• TASK BRIEF: Go through the entries one line at a time, and gather every line that has the word "screenshot".

(Entries with figure data)
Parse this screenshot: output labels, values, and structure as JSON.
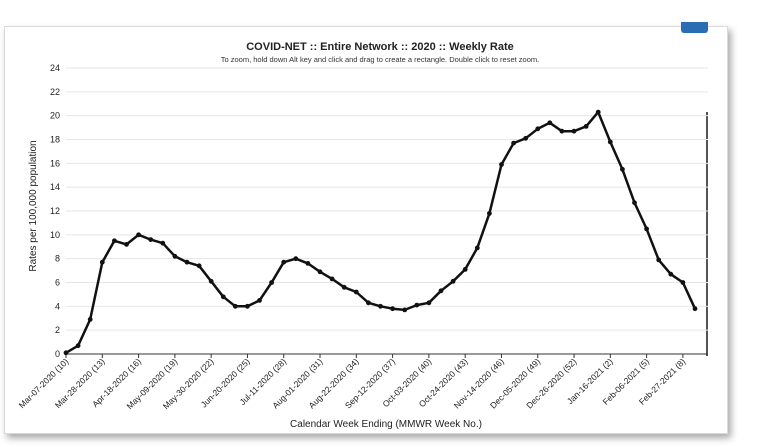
{
  "chart_data": {
    "type": "line",
    "title": "COVID-NET :: Entire Network :: 2020 :: Weekly Rate",
    "subtitle": "To zoom, hold down Alt key and click and drag to create a rectangle. Double click to reset zoom.",
    "xlabel": "Calendar Week Ending (MMWR Week No.)",
    "ylabel": "Rates per 100,000 population",
    "ylim": [
      0,
      24
    ],
    "yticks": [
      0,
      2,
      4,
      6,
      8,
      10,
      12,
      14,
      16,
      18,
      20,
      22,
      24
    ],
    "grid": true,
    "x_tick_labels": [
      "Mar-07-2020 (10)",
      "Mar-28-2020 (13)",
      "Apr-18-2020 (16)",
      "May-09-2020 (19)",
      "May-30-2020 (22)",
      "Jun-20-2020 (25)",
      "Jul-11-2020 (28)",
      "Aug-01-2020 (31)",
      "Aug-22-2020 (34)",
      "Sep-12-2020 (37)",
      "Oct-03-2020 (40)",
      "Oct-24-2020 (43)",
      "Nov-14-2020 (46)",
      "Dec-05-2020 (49)",
      "Dec-26-2020 (52)",
      "Jan-16-2021 (2)",
      "Feb-06-2021 (5)",
      "Feb-27-2021 (8)"
    ],
    "series": [
      {
        "color": "#111111",
        "x": [
          "Mar-07-2020 (10)",
          "Mar-14-2020 (11)",
          "Mar-21-2020 (12)",
          "Mar-28-2020 (13)",
          "Apr-04-2020 (14)",
          "Apr-11-2020 (15)",
          "Apr-18-2020 (16)",
          "Apr-25-2020 (17)",
          "May-02-2020 (18)",
          "May-09-2020 (19)",
          "May-16-2020 (20)",
          "May-23-2020 (21)",
          "May-30-2020 (22)",
          "Jun-06-2020 (23)",
          "Jun-13-2020 (24)",
          "Jun-20-2020 (25)",
          "Jun-27-2020 (26)",
          "Jul-04-2020 (27)",
          "Jul-11-2020 (28)",
          "Jul-18-2020 (29)",
          "Jul-25-2020 (30)",
          "Aug-01-2020 (31)",
          "Aug-08-2020 (32)",
          "Aug-15-2020 (33)",
          "Aug-22-2020 (34)",
          "Aug-29-2020 (35)",
          "Sep-05-2020 (36)",
          "Sep-12-2020 (37)",
          "Sep-19-2020 (38)",
          "Sep-26-2020 (39)",
          "Oct-03-2020 (40)",
          "Oct-10-2020 (41)",
          "Oct-17-2020 (42)",
          "Oct-24-2020 (43)",
          "Oct-31-2020 (44)",
          "Nov-07-2020 (45)",
          "Nov-14-2020 (46)",
          "Nov-21-2020 (47)",
          "Nov-28-2020 (48)",
          "Dec-05-2020 (49)",
          "Dec-12-2020 (50)",
          "Dec-19-2020 (51)",
          "Dec-26-2020 (52)",
          "Jan-02-2021 (53)",
          "Jan-09-2021 (1)",
          "Jan-16-2021 (2)",
          "Jan-23-2021 (3)",
          "Jan-30-2021 (4)",
          "Feb-06-2021 (5)",
          "Feb-13-2021 (6)",
          "Feb-20-2021 (7)",
          "Feb-27-2021 (8)",
          "Mar-06-2021 (9)"
        ],
        "values": [
          0.1,
          0.7,
          2.9,
          7.7,
          9.5,
          9.2,
          10.0,
          9.6,
          9.3,
          8.2,
          7.7,
          7.4,
          6.1,
          4.8,
          4.0,
          4.0,
          4.5,
          6.0,
          7.7,
          8.0,
          7.6,
          6.9,
          6.3,
          5.6,
          5.2,
          4.3,
          4.0,
          3.8,
          3.7,
          4.1,
          4.3,
          5.3,
          6.1,
          7.1,
          8.9,
          11.8,
          15.9,
          17.7,
          18.1,
          18.9,
          19.4,
          18.7,
          18.7,
          19.1,
          20.3,
          17.8,
          15.5,
          12.7,
          10.5,
          7.9,
          6.7,
          6.0,
          3.8
        ]
      }
    ]
  }
}
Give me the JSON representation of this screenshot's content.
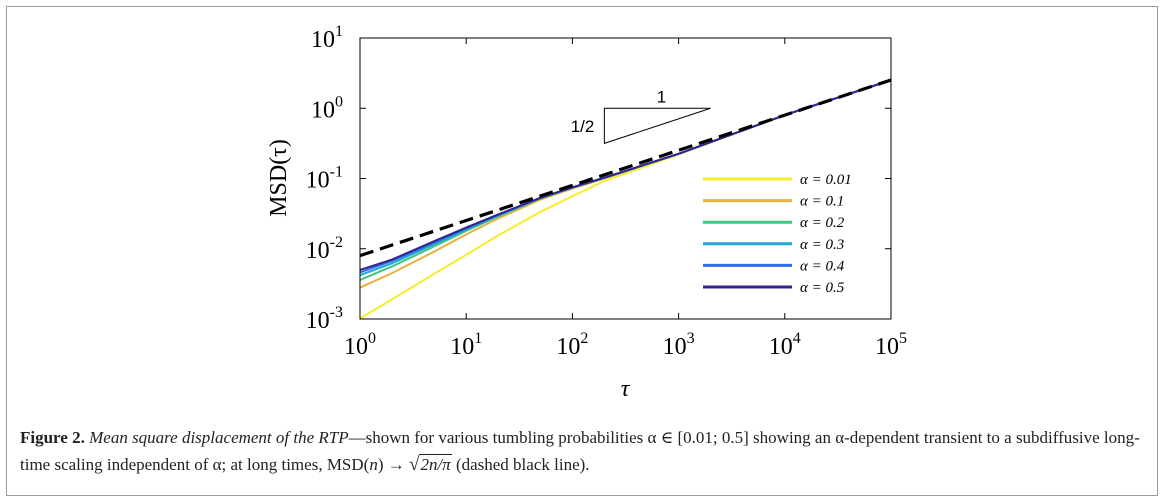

• FINISHED TASK:
Parse this screenshot: output labels, values, and structure as JSON.
Give me the JSON representation of this screenshot's content.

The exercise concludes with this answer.